─── Records provided
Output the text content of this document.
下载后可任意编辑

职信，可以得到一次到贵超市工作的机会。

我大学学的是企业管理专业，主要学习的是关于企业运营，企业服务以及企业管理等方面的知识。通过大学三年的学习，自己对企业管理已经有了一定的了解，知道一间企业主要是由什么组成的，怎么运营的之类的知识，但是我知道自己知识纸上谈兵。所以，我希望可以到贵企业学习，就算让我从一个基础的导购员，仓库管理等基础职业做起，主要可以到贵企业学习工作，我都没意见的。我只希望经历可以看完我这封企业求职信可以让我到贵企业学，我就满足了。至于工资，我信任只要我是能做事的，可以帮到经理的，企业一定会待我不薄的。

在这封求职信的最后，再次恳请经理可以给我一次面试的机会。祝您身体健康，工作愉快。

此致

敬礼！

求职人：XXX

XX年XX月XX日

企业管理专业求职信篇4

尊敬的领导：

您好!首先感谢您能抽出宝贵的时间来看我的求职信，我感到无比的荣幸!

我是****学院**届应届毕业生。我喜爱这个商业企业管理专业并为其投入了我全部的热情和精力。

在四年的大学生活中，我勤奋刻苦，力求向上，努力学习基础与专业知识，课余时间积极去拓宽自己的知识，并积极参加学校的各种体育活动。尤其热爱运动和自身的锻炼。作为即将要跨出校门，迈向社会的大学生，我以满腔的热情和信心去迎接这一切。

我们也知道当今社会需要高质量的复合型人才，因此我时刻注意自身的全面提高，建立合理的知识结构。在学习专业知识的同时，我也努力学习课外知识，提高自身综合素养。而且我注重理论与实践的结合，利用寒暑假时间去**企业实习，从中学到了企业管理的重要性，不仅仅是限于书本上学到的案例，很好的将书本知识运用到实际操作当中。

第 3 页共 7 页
──────
§ **Direction**
Reproduce each line verbatim.

§ **Completed task**
Output the text content of this document.
下载后可任意编辑

职信，可以得到一次到贵超市工作的机会。

我大学学的是企业管理专业，主要学习的是关于企业运营，企业服务以及企业管理等方面的知识。通过大学三年的学习，自己对企业管理已经有了一定的了解，知道一间企业主要是由什么组成的，怎么运营的之类的知识，但是我知道自己知识纸上谈兵。所以，我希望可以到贵企业学习，就算让我从一个基础的导购员，仓库管理等基础职业做起，主要可以到贵企业学习工作，我都没意见的。我只希望经历可以看完我这封企业求职信可以让我到贵企业学，我就满足了。至于工资，我信任只要我是能做事的，可以帮到经理的，企业一定会待我不薄的。

在这封求职信的最后，再次恳请经理可以给我一次面试的机会。祝您身体健康，工作愉快。

此致

敬礼！

求职人：XXX

XX年XX月XX日

企业管理专业求职信篇4

尊敬的领导：

您好!首先感谢您能抽出宝贵的时间来看我的求职信，我感到无比的荣幸!

我是****学院**届应届毕业生。我喜爱这个商业企业管理专业并为其投入了我全部的热情和精力。

在四年的大学生活中，我勤奋刻苦，力求向上，努力学习基础与专业知识，课余时间积极去拓宽自己的知识，并积极参加学校的各种体育活动。尤其热爱运动和自身的锻炼。作为即将要跨出校门，迈向社会的大学生，我以满腔的热情和信心去迎接这一切。

我们也知道当今社会需要高质量的复合型人才，因此我时刻注意自身的全面提高，建立合理的知识结构。在学习专业知识的同时，我也努力学习课外知识，提高自身综合素养。而且我注重理论与实践的结合，利用寒暑假时间去**企业实习，从中学到了企业管理的重要性，不仅仅是限于书本上学到的案例，很好的将书本知识运用到实际操作当中。

第 3 页共 7 页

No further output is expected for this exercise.